-------- Dataset content --------

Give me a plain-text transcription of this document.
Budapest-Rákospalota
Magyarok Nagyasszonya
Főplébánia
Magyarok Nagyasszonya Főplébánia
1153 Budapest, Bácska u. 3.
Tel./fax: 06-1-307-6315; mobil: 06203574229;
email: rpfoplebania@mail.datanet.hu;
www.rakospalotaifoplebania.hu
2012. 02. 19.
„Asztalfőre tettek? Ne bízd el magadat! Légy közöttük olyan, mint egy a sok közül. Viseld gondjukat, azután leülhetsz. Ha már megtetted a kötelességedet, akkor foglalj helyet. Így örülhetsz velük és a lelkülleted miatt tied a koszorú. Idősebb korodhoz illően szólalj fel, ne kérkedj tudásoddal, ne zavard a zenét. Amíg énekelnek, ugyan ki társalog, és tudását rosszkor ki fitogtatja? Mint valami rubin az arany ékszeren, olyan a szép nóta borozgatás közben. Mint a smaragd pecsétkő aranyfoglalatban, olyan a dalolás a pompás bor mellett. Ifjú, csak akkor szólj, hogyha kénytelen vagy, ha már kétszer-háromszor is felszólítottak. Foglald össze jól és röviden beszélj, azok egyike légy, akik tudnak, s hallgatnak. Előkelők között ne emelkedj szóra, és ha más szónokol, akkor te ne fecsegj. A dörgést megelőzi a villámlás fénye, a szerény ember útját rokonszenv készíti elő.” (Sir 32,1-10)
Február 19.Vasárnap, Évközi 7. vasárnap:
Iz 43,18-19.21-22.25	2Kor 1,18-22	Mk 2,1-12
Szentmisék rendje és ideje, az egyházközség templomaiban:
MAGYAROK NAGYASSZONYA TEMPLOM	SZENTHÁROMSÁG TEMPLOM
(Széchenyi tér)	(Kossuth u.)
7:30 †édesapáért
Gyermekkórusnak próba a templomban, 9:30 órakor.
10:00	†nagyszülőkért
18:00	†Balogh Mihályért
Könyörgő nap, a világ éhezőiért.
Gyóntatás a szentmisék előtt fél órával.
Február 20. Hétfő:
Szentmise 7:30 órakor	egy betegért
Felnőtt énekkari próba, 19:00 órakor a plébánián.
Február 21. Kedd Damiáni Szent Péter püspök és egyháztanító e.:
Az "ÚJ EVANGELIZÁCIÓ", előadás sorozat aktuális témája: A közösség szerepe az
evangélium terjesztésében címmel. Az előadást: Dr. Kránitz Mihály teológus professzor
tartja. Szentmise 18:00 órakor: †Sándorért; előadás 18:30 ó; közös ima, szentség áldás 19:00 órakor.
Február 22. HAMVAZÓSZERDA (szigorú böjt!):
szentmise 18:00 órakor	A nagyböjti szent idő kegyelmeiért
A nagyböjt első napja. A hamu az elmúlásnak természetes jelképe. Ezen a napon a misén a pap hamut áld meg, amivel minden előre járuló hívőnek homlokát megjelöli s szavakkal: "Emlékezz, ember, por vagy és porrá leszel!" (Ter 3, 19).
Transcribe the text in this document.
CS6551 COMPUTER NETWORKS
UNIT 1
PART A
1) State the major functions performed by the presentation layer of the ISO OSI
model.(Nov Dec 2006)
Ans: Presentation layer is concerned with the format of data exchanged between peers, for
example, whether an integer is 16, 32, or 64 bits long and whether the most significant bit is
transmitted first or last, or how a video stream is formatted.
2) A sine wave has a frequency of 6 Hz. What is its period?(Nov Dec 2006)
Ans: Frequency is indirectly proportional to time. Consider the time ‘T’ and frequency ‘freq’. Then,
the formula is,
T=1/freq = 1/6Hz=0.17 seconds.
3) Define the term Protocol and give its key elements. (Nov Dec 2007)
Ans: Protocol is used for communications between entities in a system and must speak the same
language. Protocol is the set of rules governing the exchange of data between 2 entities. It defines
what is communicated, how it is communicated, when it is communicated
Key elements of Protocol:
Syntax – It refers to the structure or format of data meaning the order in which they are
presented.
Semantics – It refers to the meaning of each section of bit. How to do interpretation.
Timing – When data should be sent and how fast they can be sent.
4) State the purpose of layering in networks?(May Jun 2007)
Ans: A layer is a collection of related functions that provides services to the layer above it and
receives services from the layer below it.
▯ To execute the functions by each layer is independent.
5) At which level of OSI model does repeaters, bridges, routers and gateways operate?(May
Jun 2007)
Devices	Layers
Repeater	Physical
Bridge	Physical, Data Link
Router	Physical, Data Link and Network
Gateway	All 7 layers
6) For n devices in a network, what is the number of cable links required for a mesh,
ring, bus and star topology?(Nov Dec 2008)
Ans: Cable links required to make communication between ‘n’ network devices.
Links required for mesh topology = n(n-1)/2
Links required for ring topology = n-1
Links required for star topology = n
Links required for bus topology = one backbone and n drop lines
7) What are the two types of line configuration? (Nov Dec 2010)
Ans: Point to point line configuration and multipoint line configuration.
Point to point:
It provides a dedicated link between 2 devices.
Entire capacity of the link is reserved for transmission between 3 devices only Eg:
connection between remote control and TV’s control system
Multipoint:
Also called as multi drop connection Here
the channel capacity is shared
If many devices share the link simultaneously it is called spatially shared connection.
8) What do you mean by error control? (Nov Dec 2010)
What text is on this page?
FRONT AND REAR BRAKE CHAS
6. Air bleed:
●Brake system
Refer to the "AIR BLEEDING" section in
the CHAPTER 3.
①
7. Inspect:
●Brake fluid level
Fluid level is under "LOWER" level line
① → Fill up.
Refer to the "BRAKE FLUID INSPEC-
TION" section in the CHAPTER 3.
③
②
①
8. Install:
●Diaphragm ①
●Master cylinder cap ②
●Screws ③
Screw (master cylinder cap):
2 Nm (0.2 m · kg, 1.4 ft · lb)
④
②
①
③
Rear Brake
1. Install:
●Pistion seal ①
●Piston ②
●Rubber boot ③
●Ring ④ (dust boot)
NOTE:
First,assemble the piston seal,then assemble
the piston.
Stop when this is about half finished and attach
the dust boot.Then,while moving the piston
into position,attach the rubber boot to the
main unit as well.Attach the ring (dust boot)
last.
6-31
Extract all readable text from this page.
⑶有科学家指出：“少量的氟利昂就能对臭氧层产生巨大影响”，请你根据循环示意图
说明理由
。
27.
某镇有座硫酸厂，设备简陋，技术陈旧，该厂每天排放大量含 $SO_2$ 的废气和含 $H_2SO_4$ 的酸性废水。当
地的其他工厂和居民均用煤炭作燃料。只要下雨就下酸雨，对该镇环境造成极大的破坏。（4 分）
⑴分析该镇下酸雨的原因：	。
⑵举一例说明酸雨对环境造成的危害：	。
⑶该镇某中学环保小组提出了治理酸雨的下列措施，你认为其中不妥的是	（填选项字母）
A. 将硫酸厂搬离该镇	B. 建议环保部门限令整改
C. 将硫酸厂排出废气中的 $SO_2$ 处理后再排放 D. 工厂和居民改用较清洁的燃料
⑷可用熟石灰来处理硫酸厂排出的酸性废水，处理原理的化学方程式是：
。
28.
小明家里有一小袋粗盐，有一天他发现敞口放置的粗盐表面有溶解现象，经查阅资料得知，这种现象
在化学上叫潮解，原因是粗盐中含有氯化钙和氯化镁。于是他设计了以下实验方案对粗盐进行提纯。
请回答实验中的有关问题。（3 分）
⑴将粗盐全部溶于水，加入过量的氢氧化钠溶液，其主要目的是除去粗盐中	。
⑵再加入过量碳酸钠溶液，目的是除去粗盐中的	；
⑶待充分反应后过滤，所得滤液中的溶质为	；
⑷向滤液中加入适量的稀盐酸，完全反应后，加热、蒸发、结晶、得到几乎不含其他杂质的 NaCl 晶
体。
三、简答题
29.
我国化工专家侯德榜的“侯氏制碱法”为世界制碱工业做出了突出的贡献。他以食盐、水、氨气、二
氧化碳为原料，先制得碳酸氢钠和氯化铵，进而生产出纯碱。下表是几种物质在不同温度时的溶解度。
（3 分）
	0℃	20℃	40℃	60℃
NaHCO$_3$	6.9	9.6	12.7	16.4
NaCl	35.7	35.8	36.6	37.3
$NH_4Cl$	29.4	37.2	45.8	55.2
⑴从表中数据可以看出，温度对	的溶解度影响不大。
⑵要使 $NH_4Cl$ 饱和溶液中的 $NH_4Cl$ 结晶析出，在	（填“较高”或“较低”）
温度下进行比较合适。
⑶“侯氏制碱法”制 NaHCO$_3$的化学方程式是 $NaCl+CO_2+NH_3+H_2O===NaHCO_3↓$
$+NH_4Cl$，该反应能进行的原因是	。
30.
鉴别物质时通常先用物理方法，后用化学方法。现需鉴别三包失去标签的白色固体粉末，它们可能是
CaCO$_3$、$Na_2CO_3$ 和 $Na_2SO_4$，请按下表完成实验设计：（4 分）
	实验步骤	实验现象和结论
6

--------

#### [Task]
Every line from the one containing "Extract all readable text from this page." through the end of the data must be repeated exactly, and no other line.

#### [The completed task]
Extract all readable text from this page.
⑶有科学家指出：“少量的氟利昂就能对臭氧层产生巨大影响”，请你根据循环示意图
说明理由
。
27.
某镇有座硫酸厂，设备简陋，技术陈旧，该厂每天排放大量含 $SO_2$ 的废气和含 $H_2SO_4$ 的酸性废水。当
地的其他工厂和居民均用煤炭作燃料。只要下雨就下酸雨，对该镇环境造成极大的破坏。（4 分）
⑴分析该镇下酸雨的原因：	。
⑵举一例说明酸雨对环境造成的危害：	。
⑶该镇某中学环保小组提出了治理酸雨的下列措施，你认为其中不妥的是	（填选项字母）
A. 将硫酸厂搬离该镇	B. 建议环保部门限令整改
C. 将硫酸厂排出废气中的 $SO_2$ 处理后再排放 D. 工厂和居民改用较清洁的燃料
⑷可用熟石灰来处理硫酸厂排出的酸性废水，处理原理的化学方程式是：
。
28.
小明家里有一小袋粗盐，有一天他发现敞口放置的粗盐表面有溶解现象，经查阅资料得知，这种现象
在化学上叫潮解，原因是粗盐中含有氯化钙和氯化镁。于是他设计了以下实验方案对粗盐进行提纯。
请回答实验中的有关问题。（3 分）
⑴将粗盐全部溶于水，加入过量的氢氧化钠溶液，其主要目的是除去粗盐中	。
⑵再加入过量碳酸钠溶液，目的是除去粗盐中的	；
⑶待充分反应后过滤，所得滤液中的溶质为	；
⑷向滤液中加入适量的稀盐酸，完全反应后，加热、蒸发、结晶、得到几乎不含其他杂质的 NaCl 晶
体。
三、简答题
29.
我国化工专家侯德榜的“侯氏制碱法”为世界制碱工业做出了突出的贡献。他以食盐、水、氨气、二
氧化碳为原料，先制得碳酸氢钠和氯化铵，进而生产出纯碱。下表是几种物质在不同温度时的溶解度。
（3 分）
	0℃	20℃	40℃	60℃
NaHCO$_3$	6.9	9.6	12.7	16.4
NaCl	35.7	35.8	36.6	37.3
$NH_4Cl$	29.4	37.2	45.8	55.2
⑴从表中数据可以看出，温度对	的溶解度影响不大。
⑵要使 $NH_4Cl$ 饱和溶液中的 $NH_4Cl$ 结晶析出，在	（填“较高”或“较低”）
温度下进行比较合适。
⑶“侯氏制碱法”制 NaHCO$_3$的化学方程式是 $NaCl+CO_2+NH_3+H_2O===NaHCO_3↓$
$+NH_4Cl$，该反应能进行的原因是	。
30.
鉴别物质时通常先用物理方法，后用化学方法。现需鉴别三包失去标签的白色固体粉末，它们可能是
CaCO$_3$、$Na_2CO_3$ 和 $Na_2SO_4$，请按下表完成实验设计：（4 分）
	实验步骤	实验现象和结论
6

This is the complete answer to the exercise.